_To do:_ Lines that hold the string "repas" are to be counted; give only their number.

_Task input:_
◆ ◆ ◆ ◆ ◆ ◆ ◆
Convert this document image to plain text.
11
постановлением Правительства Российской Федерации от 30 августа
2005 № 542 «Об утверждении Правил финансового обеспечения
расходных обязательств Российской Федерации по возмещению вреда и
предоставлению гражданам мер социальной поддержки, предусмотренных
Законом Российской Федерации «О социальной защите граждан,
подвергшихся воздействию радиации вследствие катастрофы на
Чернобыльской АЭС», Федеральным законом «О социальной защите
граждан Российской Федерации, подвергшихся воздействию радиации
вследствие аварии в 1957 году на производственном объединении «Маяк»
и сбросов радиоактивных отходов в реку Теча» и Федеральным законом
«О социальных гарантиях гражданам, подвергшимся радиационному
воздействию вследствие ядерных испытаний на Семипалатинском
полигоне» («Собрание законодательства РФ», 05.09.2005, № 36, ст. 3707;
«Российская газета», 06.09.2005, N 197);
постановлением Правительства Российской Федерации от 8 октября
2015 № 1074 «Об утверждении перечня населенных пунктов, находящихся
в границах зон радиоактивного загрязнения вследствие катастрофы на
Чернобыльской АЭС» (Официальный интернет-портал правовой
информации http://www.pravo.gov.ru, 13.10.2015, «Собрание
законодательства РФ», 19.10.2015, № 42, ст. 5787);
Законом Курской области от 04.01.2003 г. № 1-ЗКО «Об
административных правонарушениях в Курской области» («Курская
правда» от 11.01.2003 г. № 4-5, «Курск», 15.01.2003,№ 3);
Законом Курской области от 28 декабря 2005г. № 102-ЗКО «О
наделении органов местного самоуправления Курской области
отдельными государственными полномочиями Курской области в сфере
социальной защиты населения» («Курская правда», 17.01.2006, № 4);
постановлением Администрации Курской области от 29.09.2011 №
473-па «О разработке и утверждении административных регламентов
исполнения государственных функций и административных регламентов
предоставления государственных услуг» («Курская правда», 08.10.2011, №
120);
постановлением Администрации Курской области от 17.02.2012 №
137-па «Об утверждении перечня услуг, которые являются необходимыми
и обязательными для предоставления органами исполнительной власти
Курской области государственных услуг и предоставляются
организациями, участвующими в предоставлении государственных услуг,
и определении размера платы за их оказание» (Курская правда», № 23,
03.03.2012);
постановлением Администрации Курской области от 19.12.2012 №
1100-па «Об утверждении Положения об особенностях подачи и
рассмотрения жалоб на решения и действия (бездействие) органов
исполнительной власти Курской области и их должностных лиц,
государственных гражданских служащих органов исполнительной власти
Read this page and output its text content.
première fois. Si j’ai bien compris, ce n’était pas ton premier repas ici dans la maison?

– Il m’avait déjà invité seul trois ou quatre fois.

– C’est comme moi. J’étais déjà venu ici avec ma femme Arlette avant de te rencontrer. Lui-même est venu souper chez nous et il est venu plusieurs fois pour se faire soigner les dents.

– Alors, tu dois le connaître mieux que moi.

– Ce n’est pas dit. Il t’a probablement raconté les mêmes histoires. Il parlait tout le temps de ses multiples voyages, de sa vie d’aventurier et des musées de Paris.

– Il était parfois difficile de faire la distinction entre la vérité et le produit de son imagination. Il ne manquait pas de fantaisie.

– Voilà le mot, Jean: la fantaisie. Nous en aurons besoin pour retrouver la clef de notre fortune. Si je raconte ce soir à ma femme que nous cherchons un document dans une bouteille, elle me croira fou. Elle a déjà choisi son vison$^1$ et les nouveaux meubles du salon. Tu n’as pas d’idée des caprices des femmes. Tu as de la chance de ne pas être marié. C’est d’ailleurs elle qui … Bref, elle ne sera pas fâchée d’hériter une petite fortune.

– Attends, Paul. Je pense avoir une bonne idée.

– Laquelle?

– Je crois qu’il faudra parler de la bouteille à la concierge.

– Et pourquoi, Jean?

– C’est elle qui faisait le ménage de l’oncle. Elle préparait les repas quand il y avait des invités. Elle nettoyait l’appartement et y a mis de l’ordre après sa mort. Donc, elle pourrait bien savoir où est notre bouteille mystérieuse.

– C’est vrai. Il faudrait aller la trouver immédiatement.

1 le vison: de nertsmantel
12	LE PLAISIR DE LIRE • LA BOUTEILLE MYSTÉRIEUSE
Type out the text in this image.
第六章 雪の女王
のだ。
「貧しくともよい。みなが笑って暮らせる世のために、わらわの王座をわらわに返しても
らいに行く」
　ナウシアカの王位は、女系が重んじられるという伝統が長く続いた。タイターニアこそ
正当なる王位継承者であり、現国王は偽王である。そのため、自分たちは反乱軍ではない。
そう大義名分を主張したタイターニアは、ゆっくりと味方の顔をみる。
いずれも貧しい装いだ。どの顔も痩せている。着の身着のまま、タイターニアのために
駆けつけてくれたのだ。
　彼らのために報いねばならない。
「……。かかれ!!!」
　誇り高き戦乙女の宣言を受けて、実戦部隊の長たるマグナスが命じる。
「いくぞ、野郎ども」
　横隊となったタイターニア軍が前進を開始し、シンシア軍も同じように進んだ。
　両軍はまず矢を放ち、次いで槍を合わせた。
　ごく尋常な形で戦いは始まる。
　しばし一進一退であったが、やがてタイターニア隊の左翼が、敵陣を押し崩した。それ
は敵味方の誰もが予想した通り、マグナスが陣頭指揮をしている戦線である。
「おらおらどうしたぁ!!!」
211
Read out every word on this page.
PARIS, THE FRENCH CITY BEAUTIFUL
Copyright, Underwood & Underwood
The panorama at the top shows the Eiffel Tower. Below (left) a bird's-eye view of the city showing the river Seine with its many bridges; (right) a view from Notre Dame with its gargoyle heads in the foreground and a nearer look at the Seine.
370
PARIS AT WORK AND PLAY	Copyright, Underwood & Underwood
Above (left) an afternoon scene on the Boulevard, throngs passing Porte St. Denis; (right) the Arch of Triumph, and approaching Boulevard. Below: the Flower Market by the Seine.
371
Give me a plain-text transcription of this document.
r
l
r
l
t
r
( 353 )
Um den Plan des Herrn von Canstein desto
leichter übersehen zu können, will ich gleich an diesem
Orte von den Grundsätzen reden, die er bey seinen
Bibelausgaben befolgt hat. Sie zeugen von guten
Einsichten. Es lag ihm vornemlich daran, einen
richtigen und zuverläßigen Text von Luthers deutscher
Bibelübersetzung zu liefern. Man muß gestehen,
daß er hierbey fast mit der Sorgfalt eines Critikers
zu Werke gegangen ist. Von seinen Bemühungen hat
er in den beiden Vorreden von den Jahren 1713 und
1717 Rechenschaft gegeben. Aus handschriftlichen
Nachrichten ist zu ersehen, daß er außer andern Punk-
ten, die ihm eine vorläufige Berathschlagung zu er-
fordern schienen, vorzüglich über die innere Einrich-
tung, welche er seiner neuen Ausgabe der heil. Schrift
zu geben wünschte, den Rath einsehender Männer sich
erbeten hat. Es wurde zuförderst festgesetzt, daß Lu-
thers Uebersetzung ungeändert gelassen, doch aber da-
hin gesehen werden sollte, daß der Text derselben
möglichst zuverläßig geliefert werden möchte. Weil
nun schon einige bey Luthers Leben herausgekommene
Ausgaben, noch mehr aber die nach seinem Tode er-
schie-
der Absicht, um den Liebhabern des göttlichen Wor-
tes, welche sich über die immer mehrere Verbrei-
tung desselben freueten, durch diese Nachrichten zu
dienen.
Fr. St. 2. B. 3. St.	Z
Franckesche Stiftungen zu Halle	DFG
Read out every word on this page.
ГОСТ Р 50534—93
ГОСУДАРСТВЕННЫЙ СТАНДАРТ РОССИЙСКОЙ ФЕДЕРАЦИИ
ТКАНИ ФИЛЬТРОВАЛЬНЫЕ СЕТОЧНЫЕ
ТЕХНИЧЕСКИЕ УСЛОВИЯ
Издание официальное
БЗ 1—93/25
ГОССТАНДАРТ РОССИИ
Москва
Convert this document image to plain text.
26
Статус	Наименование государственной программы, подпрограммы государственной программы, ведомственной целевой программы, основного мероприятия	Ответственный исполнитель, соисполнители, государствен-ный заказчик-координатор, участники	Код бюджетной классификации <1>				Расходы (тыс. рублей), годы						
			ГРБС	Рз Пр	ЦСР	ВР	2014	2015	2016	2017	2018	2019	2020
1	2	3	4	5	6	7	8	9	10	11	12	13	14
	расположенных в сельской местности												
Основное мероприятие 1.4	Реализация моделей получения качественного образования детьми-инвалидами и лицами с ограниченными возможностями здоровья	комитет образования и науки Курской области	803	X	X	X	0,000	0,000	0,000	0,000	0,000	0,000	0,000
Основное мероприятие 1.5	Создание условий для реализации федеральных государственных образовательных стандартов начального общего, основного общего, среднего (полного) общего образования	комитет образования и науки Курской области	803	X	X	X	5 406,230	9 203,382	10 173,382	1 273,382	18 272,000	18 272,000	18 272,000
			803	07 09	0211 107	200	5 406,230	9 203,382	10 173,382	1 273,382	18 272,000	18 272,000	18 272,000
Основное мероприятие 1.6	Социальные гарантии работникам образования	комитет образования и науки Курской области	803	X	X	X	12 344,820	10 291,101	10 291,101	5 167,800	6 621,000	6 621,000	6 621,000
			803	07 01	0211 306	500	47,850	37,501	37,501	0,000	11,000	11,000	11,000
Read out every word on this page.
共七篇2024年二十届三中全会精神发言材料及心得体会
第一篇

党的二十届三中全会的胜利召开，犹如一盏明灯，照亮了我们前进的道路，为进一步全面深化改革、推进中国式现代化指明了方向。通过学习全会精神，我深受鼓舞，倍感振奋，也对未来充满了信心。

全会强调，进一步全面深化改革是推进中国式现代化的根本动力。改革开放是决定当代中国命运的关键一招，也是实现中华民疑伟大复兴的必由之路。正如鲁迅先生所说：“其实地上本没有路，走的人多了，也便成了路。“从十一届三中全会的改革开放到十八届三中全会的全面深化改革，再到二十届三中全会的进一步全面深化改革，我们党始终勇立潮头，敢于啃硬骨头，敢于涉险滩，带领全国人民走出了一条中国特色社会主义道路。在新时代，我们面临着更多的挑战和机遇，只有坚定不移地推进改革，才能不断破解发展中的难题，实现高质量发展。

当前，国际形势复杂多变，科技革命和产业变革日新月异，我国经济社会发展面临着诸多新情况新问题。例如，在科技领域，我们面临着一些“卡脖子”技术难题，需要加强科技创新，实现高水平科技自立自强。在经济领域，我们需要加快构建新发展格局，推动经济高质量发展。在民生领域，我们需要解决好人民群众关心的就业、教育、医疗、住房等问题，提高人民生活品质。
◆ ◆ ◆ ◆ ◆ ◆ ◆
_Finished task:_ 2